▸ Records about charts and figures
· · · · ·

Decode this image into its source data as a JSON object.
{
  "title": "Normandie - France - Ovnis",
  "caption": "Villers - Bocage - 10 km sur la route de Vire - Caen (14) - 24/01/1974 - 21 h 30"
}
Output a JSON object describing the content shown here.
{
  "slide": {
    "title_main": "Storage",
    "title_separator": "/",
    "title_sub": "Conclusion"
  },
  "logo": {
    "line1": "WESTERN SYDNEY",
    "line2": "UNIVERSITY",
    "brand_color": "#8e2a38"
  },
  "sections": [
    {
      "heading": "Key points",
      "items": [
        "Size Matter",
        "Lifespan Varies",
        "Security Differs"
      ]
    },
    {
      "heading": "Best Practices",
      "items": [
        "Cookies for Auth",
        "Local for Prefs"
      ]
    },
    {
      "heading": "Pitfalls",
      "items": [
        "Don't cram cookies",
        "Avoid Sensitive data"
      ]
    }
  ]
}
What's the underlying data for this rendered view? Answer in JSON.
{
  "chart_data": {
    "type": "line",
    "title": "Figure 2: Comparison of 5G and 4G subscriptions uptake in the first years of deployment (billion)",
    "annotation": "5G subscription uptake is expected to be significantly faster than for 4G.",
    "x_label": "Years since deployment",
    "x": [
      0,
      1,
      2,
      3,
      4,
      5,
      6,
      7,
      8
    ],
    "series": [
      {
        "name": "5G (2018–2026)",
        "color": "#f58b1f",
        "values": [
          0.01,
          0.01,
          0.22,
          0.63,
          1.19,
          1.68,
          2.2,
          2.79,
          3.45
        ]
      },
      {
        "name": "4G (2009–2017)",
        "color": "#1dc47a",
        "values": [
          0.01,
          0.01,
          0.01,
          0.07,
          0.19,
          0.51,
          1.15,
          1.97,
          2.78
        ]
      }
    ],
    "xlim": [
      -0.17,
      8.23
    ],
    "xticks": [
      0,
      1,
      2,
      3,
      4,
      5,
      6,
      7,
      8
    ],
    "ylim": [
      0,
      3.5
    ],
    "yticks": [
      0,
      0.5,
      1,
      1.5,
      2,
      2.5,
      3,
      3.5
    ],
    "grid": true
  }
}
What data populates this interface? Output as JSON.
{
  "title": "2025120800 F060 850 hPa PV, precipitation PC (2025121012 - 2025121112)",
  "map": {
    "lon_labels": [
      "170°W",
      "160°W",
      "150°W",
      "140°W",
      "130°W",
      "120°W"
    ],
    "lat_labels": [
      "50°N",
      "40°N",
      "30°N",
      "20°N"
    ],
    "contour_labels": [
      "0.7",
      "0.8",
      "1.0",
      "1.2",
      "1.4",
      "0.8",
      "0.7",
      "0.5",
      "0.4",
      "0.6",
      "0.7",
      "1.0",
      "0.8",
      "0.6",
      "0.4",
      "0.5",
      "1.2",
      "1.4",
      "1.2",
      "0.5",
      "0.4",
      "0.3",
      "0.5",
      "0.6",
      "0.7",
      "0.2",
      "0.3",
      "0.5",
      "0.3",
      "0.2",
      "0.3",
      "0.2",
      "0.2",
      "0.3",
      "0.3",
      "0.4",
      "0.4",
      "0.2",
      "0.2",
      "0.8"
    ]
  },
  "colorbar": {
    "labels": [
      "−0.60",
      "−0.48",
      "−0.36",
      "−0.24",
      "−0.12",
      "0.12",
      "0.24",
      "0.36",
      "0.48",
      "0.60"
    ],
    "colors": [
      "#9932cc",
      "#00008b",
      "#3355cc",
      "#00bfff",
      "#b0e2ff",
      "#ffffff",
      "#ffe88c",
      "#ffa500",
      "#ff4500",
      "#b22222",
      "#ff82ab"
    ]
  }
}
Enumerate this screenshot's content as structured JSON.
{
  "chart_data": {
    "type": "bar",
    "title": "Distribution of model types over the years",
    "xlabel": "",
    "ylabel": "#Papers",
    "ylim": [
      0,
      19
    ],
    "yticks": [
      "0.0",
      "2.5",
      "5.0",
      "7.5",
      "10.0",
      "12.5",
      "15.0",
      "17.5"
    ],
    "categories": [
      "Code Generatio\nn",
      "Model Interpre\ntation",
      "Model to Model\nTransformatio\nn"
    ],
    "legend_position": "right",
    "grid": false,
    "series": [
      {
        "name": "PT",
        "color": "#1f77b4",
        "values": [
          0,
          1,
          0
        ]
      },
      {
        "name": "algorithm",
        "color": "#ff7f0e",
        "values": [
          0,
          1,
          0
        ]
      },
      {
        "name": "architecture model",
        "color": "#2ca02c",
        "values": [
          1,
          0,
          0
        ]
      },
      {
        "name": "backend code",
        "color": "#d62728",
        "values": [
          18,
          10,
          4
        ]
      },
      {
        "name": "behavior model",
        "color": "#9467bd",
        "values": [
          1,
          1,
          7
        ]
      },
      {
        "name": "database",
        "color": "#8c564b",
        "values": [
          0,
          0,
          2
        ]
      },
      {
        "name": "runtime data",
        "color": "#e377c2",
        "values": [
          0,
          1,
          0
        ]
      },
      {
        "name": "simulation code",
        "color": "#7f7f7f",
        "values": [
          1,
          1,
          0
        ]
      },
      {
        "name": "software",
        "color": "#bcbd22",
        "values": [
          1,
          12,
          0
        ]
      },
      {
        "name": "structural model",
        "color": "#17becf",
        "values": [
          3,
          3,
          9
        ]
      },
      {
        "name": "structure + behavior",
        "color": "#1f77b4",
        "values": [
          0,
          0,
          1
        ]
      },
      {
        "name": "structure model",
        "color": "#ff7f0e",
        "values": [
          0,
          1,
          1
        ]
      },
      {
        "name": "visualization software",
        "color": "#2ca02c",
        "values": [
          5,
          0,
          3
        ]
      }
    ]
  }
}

· · · · ·

▸ WRITTEN EXERCISE
Make an exact copy of every line in the data.

▸ WORKED ANSWER
Decode this image into its source data as a JSON object.
{
  "title": "Normandie - France - Ovnis",
  "caption": "Villers - Bocage - 10 km sur la route de Vire - Caen (14) - 24/01/1974 - 21 h 30"
}
Output a JSON object describing the content shown here.
{
  "slide": {
    "title_main": "Storage",
    "title_separator": "/",
    "title_sub": "Conclusion"
  },
  "logo": {
    "line1": "WESTERN SYDNEY",
    "line2": "UNIVERSITY",
    "brand_color": "#8e2a38"
  },
  "sections": [
    {
      "heading": "Key points",
      "items": [
        "Size Matter",
        "Lifespan Varies",
        "Security Differs"
      ]
    },
    {
      "heading": "Best Practices",
      "items": [
        "Cookies for Auth",
        "Local for Prefs"
      ]
    },
    {
      "heading": "Pitfalls",
      "items": [
        "Don't cram cookies",
        "Avoid Sensitive data"
      ]
    }
  ]
}
What's the underlying data for this rendered view? Answer in JSON.
{
  "chart_data": {
    "type": "line",
    "title": "Figure 2: Comparison of 5G and 4G subscriptions uptake in the first years of deployment (billion)",
    "annotation": "5G subscription uptake is expected to be significantly faster than for 4G.",
    "x_label": "Years since deployment",
    "x": [
      0,
      1,
      2,
      3,
      4,
      5,
      6,
      7,
      8
    ],
    "series": [
      {
        "name": "5G (2018–2026)",
        "color": "#f58b1f",
        "values": [
          0.01,
          0.01,
          0.22,
          0.63,
          1.19,
          1.68,
          2.2,
          2.79,
          3.45
        ]
      },
      {
        "name": "4G (2009–2017)",
        "color": "#1dc47a",
        "values": [
          0.01,
          0.01,
          0.01,
          0.07,
          0.19,
          0.51,
          1.15,
          1.97,
          2.78
        ]
      }
    ],
    "xlim": [
      -0.17,
      8.23
    ],
    "xticks": [
      0,
      1,
      2,
      3,
      4,
      5,
      6,
      7,
      8
    ],
    "ylim": [
      0,
      3.5
    ],
    "yticks": [
      0,
      0.5,
      1,
      1.5,
      2,
      2.5,
      3,
      3.5
    ],
    "grid": true
  }
}
What data populates this interface? Output as JSON.
{
  "title": "2025120800 F060 850 hPa PV, precipitation PC (2025121012 - 2025121112)",
  "map": {
    "lon_labels": [
      "170°W",
      "160°W",
      "150°W",
      "140°W",
      "130°W",
      "120°W"
    ],
    "lat_labels": [
      "50°N",
      "40°N",
      "30°N",
      "20°N"
    ],
    "contour_labels": [
      "0.7",
      "0.8",
      "1.0",
      "1.2",
      "1.4",
      "0.8",
      "0.7",
      "0.5",
      "0.4",
      "0.6",
      "0.7",
      "1.0",
      "0.8",
      "0.6",
      "0.4",
      "0.5",
      "1.2",
      "1.4",
      "1.2",
      "0.5",
      "0.4",
      "0.3",
      "0.5",
      "0.6",
      "0.7",
      "0.2",
      "0.3",
      "0.5",
      "0.3",
      "0.2",
      "0.3",
      "0.2",
      "0.2",
      "0.3",
      "0.3",
      "0.4",
      "0.4",
      "0.2",
      "0.2",
      "0.8"
    ]
  },
  "colorbar": {
    "labels": [
      "−0.60",
      "−0.48",
      "−0.36",
      "−0.24",
      "−0.12",
      "0.12",
      "0.24",
      "0.36",
      "0.48",
      "0.60"
    ],
    "colors": [
      "#9932cc",
      "#00008b",
      "#3355cc",
      "#00bfff",
      "#b0e2ff",
      "#ffffff",
      "#ffe88c",
      "#ffa500",
      "#ff4500",
      "#b22222",
      "#ff82ab"
    ]
  }
}
Enumerate this screenshot's content as structured JSON.
{
  "chart_data": {
    "type": "bar",
    "title": "Distribution of model types over the years",
    "xlabel": "",
    "ylabel": "#Papers",
    "ylim": [
      0,
      19
    ],
    "yticks": [
      "0.0",
      "2.5",
      "5.0",
      "7.5",
      "10.0",
      "12.5",
      "15.0",
      "17.5"
    ],
    "categories": [
      "Code Generatio\nn",
      "Model Interpre\ntation",
      "Model to Model\nTransformatio\nn"
    ],
    "legend_position": "right",
    "grid": false,
    "series": [
      {
        "name": "PT",
        "color": "#1f77b4",
        "values": [
          0,
          1,
          0
        ]
      },
      {
        "name": "algorithm",
        "color": "#ff7f0e",
        "values": [
          0,
          1,
          0
        ]
      },
      {
        "name": "architecture model",
        "color": "#2ca02c",
        "values": [
          1,
          0,
          0
        ]
      },
      {
        "name": "backend code",
        "color": "#d62728",
        "values": [
          18,
          10,
          4
        ]
      },
      {
        "name": "behavior model",
        "color": "#9467bd",
        "values": [
          1,
          1,
          7
        ]
      },
      {
        "name": "database",
        "color": "#8c564b",
        "values": [
          0,
          0,
          2
        ]
      },
      {
        "name": "runtime data",
        "color": "#e377c2",
        "values": [
          0,
          1,
          0
        ]
      },
      {
        "name": "simulation code",
        "color": "#7f7f7f",
        "values": [
          1,
          1,
          0
        ]
      },
      {
        "name": "software",
        "color": "#bcbd22",
        "values": [
          1,
          12,
          0
        ]
      },
      {
        "name": "structural model",
        "color": "#17becf",
        "values": [
          3,
          3,
          9
        ]
      },
      {
        "name": "structure + behavior",
        "color": "#1f77b4",
        "values": [
          0,
          0,
          1
        ]
      },
      {
        "name": "structure model",
        "color": "#ff7f0e",
        "values": [
          0,
          1,
          1
        ]
      },
      {
        "name": "visualization software",
        "color": "#2ca02c",
        "values": [
          5,
          0,
          3
        ]
      }
    ]
  }
}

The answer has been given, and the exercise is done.